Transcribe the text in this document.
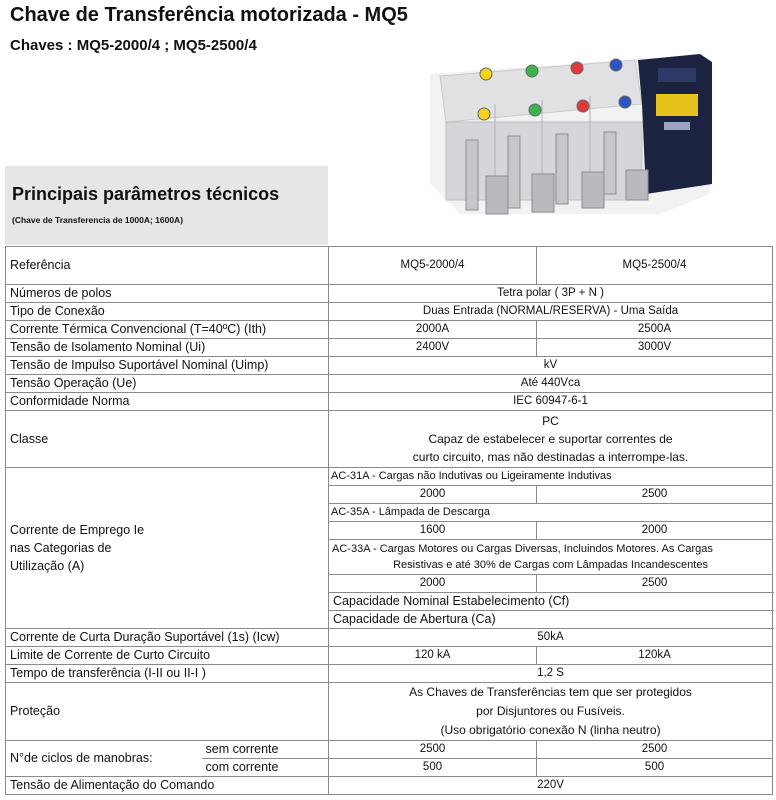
Chave de Transferência motorizada - MQ5
Chaves : MQ5-2000/4 ; MQ5-2500/4
Principais parâmetros técnicos
(Chave de Transferencia de 1000A; 1600A)
Referência		MQ5-2000/4	MQ5-2500/4	
Números de polos		Tetra polar ( 3P + N )		
Tipo de Conexão		Duas Entrada (NORMAL/RESERVA) - Uma Saída		
Corrente Térmica Convencional (T=40ºC) (Ith)		2000A	2500A	
Tensão de Isolamento Nominal (Ui)		2400V	3000V	
Tensão de Impulso Suportável Nominal (Uimp)		kV		
Tensão Operação (Ue)		Até 440Vca		
Conformidade Norma		IEC 60947-6-1		
Classe		PC
Capaz de estabelecer e suportar correntes de
curto circuito, mas não destinadas a interrompe-las.		

Corrente de Emprego Ie
nas Categorias de
Utilização (A)		AC-31A - Cargas não Indutivas ou Ligeiramente Indutivas		
		2000	2500	
		AC-35A - Lâmpada de Descarga		
		1600	2000	

		AC-33A - Cargas Motores ou Cargas Diversas, Incluindos Motores. As Cargas
Resistivas e até 30% de Cargas com Lâmpadas Incandescentes		

		2000	2500	
		Capacidade Nominal Estabelecimento (Cf)	
		Capacidade de Abertura (Ca)	
Corrente de Curta Duração Suportável (1s) (Icw)		50kA		
Limite de Corrente de Curto Circuito		120 kA	120kA	
Tempo de transferência (I-II ou II-I )		1,2 S		
Proteção		As Chaves de Transferências tem que ser protegidos
por Disjuntores ou Fusíveis.
(Uso obrigatório conexão N (linha neutro)		

N°de ciclos de manobras:	sem corrente	2500	2500	
	com corrente	500	500	
Tensão de Alimentação do Comando		220V		
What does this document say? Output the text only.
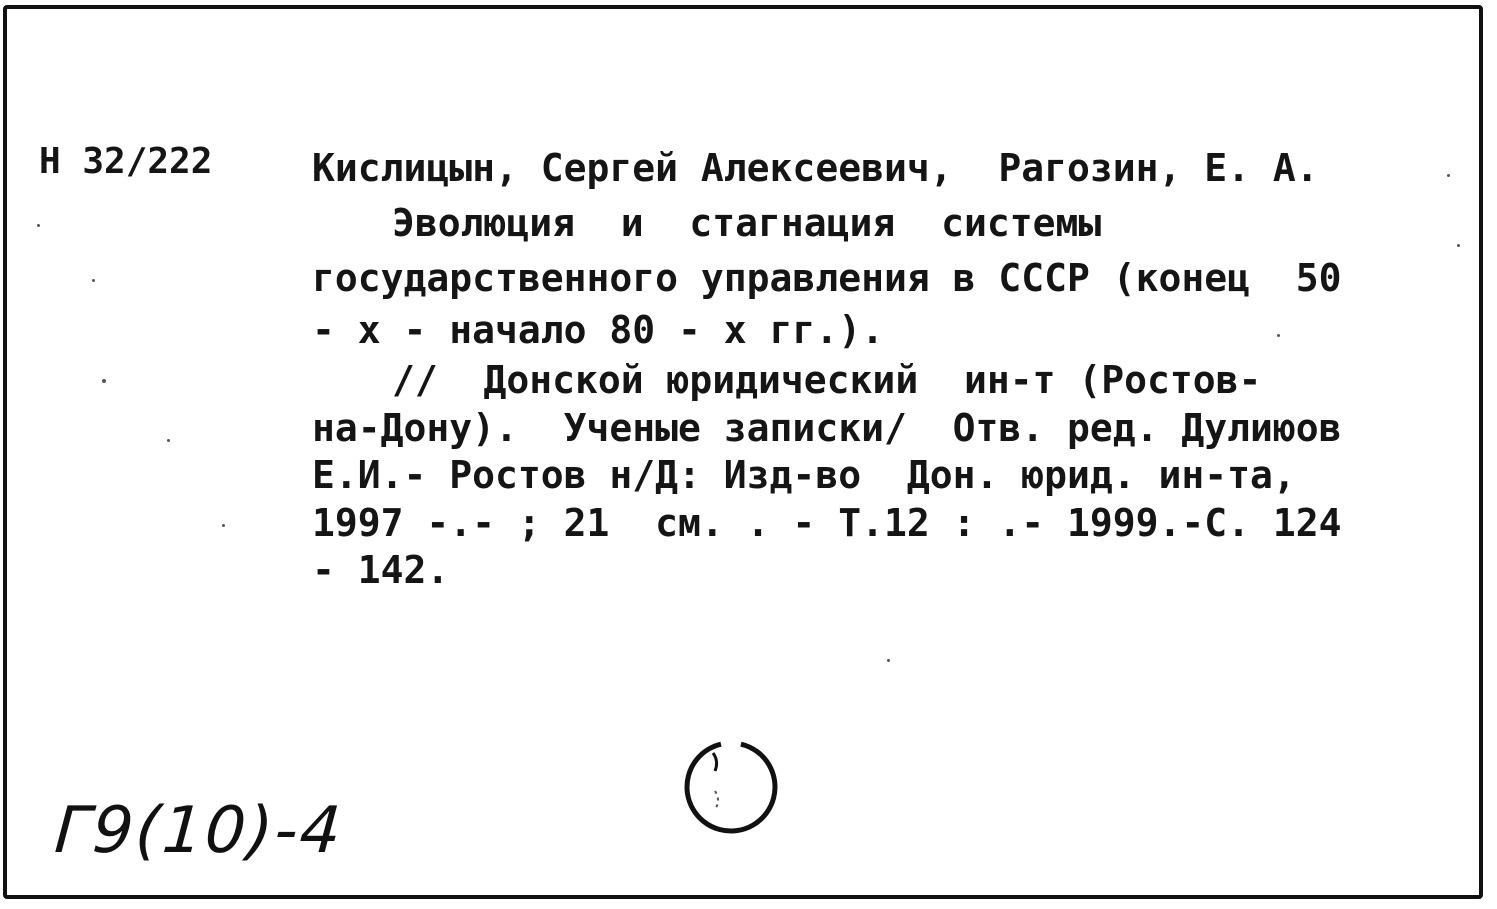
Н 32/222	Кислицын, Сергей Алексеевич,  Рагозин, Е. А.
Эволюция  и  стагнация  системы
государственного управления в СССР (конец  50
- х - начало 80 - х гг.).
//  Донской юридический  ин-т (Ростов-
на-Дону).  Ученые записки/  Отв. ред. Дулиюов
Е.И.- Ростов н/Д: Изд-во  Дон. юрид. ин-та,
1997 -.- ; 21  см. . - Т.12 : .- 1999.-С. 124
- 142.
Г9(10)-4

» **Aim of the exercise**
Exactly the lines from the one with "What does this" through the end of the records should be written out, and only those. Pictures do not belong in the copy.

» **Solution to the exercise**
What does this document say? Output the text only.
Н 32/222	Кислицын, Сергей Алексеевич,  Рагозин, Е. А.
Эволюция  и  стагнация  системы
государственного управления в СССР (конец  50
- х - начало 80 - х гг.).
//  Донской юридический  ин-т (Ростов-
на-Дону).  Ученые записки/  Отв. ред. Дулиюов
Е.И.- Ростов н/Д: Изд-во  Дон. юрид. ин-та,
1997 -.- ; 21  см. . - Т.12 : .- 1999.-С. 124
- 142.
Г9(10)-4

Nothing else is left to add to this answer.